# Records for this exercise
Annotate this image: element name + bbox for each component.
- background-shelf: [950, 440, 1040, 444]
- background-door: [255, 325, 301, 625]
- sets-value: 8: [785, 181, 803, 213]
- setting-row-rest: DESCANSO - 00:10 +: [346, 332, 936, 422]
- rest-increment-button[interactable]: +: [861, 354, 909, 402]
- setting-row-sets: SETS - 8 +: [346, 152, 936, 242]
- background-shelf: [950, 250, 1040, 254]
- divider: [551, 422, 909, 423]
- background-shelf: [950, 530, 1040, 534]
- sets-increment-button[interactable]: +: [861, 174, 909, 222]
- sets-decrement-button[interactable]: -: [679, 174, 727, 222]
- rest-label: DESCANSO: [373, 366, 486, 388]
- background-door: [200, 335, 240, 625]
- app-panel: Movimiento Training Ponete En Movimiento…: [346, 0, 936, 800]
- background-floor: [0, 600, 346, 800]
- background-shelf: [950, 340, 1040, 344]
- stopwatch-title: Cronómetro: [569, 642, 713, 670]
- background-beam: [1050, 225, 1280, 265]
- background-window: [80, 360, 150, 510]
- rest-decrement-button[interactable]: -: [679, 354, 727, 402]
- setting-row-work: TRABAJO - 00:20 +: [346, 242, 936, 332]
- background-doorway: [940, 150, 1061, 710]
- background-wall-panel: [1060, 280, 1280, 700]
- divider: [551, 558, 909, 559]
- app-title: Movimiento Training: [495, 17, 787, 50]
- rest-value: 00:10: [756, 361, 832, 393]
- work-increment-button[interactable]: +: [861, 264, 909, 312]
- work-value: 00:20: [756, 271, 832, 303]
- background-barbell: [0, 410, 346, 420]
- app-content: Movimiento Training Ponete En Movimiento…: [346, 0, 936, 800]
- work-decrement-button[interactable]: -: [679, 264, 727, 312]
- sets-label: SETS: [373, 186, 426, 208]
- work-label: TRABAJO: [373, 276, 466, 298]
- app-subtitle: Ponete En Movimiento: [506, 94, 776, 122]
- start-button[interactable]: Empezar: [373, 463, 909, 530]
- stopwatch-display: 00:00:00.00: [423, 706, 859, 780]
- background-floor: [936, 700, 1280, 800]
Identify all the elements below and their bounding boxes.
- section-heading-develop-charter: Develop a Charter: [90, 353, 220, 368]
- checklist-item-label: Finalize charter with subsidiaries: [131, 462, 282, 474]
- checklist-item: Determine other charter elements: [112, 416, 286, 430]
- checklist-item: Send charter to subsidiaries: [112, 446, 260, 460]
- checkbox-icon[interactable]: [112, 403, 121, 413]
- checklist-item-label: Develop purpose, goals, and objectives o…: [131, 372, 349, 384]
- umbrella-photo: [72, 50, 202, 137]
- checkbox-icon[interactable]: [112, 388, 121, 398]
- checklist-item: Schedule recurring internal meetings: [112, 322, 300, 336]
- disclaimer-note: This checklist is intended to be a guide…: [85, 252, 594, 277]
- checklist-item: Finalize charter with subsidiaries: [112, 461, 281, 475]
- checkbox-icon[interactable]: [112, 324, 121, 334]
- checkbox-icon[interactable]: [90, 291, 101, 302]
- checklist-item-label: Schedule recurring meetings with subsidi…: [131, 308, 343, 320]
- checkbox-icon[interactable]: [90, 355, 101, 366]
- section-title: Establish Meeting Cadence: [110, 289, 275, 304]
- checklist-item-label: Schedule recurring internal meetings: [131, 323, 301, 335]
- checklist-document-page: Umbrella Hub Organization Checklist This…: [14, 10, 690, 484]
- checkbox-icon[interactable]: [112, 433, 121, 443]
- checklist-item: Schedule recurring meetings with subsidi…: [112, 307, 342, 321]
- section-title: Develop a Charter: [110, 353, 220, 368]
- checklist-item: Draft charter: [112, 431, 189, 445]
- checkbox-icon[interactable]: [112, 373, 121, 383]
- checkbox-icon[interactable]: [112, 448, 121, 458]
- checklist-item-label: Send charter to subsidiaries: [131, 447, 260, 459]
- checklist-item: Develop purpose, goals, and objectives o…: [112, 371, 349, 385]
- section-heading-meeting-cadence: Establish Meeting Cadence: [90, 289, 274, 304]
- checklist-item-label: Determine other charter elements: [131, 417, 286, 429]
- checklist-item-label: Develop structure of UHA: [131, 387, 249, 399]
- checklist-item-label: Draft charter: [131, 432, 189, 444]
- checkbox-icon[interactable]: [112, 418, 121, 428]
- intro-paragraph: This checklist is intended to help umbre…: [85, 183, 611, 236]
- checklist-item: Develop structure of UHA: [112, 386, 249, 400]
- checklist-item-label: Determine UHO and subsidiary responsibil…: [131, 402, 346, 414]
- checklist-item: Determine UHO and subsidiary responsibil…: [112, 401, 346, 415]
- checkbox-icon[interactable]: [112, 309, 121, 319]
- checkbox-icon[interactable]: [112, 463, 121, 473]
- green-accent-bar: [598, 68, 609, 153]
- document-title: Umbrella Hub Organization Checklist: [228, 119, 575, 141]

# Work to be completed
Reproduce the material from its first line through the line that contains "- section-heading-develop-charter: Develop", including both of those lines.

# Response
Annotate this image: element name + bbox for each component.
- background-shelf: [950, 440, 1040, 444]
- background-door: [255, 325, 301, 625]
- sets-value: 8: [785, 181, 803, 213]
- setting-row-rest: DESCANSO - 00:10 +: [346, 332, 936, 422]
- rest-increment-button[interactable]: +: [861, 354, 909, 402]
- setting-row-sets: SETS - 8 +: [346, 152, 936, 242]
- background-shelf: [950, 250, 1040, 254]
- divider: [551, 422, 909, 423]
- background-shelf: [950, 530, 1040, 534]
- sets-increment-button[interactable]: +: [861, 174, 909, 222]
- sets-decrement-button[interactable]: -: [679, 174, 727, 222]
- rest-label: DESCANSO: [373, 366, 486, 388]
- background-door: [200, 335, 240, 625]
- app-panel: Movimiento Training Ponete En Movimiento…: [346, 0, 936, 800]
- background-floor: [0, 600, 346, 800]
- background-shelf: [950, 340, 1040, 344]
- stopwatch-title: Cronómetro: [569, 642, 713, 670]
- background-beam: [1050, 225, 1280, 265]
- background-window: [80, 360, 150, 510]
- rest-decrement-button[interactable]: -: [679, 354, 727, 402]
- setting-row-work: TRABAJO - 00:20 +: [346, 242, 936, 332]
- background-doorway: [940, 150, 1061, 710]
- background-wall-panel: [1060, 280, 1280, 700]
- divider: [551, 558, 909, 559]
- app-title: Movimiento Training: [495, 17, 787, 50]
- rest-value: 00:10: [756, 361, 832, 393]
- work-increment-button[interactable]: +: [861, 264, 909, 312]
- work-value: 00:20: [756, 271, 832, 303]
- background-barbell: [0, 410, 346, 420]
- app-content: Movimiento Training Ponete En Movimiento…: [346, 0, 936, 800]
- work-decrement-button[interactable]: -: [679, 264, 727, 312]
- sets-label: SETS: [373, 186, 426, 208]
- work-label: TRABAJO: [373, 276, 466, 298]
- app-subtitle: Ponete En Movimiento: [506, 94, 776, 122]
- start-button[interactable]: Empezar: [373, 463, 909, 530]
- stopwatch-display: 00:00:00.00: [423, 706, 859, 780]
- background-floor: [936, 700, 1280, 800]
Identify all the elements below and their bounding boxes.
- section-heading-develop-charter: Develop a Charter: [90, 353, 220, 368]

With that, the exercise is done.